----- Data

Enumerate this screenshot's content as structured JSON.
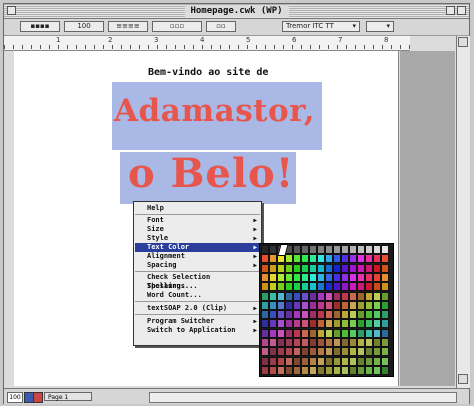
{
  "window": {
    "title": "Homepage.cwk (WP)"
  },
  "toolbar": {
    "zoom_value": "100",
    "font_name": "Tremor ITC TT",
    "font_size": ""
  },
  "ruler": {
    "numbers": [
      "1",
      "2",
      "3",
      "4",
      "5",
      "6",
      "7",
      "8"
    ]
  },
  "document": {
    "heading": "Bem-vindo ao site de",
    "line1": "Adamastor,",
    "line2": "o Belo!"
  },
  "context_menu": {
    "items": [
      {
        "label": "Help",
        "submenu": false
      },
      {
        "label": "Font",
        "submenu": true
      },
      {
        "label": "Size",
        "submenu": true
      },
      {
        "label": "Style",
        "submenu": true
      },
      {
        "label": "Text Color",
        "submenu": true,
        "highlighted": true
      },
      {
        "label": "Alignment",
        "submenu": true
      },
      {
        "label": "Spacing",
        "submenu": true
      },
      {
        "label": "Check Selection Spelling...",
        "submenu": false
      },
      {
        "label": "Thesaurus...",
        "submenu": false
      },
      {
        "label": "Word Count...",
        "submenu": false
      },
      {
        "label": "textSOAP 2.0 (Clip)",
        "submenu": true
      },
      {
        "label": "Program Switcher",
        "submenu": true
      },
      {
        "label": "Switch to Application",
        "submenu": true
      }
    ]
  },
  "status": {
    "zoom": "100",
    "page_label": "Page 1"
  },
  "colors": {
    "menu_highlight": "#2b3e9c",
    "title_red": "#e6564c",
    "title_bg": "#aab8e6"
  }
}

----------

What is needed =
Copy out all the data exactly; skip the pictures.

Completed task =
Enumerate this screenshot's content as structured JSON.
{
  "window": {
    "title": "Homepage.cwk (WP)"
  },
  "toolbar": {
    "zoom_value": "100",
    "font_name": "Tremor ITC TT",
    "font_size": ""
  },
  "ruler": {
    "numbers": [
      "1",
      "2",
      "3",
      "4",
      "5",
      "6",
      "7",
      "8"
    ]
  },
  "document": {
    "heading": "Bem-vindo ao site de",
    "line1": "Adamastor,",
    "line2": "o Belo!"
  },
  "context_menu": {
    "items": [
      {
        "label": "Help",
        "submenu": false
      },
      {
        "label": "Font",
        "submenu": true
      },
      {
        "label": "Size",
        "submenu": true
      },
      {
        "label": "Style",
        "submenu": true
      },
      {
        "label": "Text Color",
        "submenu": true,
        "highlighted": true
      },
      {
        "label": "Alignment",
        "submenu": true
      },
      {
        "label": "Spacing",
        "submenu": true
      },
      {
        "label": "Check Selection Spelling...",
        "submenu": false
      },
      {
        "label": "Thesaurus...",
        "submenu": false
      },
      {
        "label": "Word Count...",
        "submenu": false
      },
      {
        "label": "textSOAP 2.0 (Clip)",
        "submenu": true
      },
      {
        "label": "Program Switcher",
        "submenu": true
      },
      {
        "label": "Switch to Application",
        "submenu": true
      }
    ]
  },
  "status": {
    "zoom": "100",
    "page_label": "Page 1"
  },
  "colors": {
    "menu_highlight": "#2b3e9c",
    "title_red": "#e6564c",
    "title_bg": "#aab8e6"
  }
}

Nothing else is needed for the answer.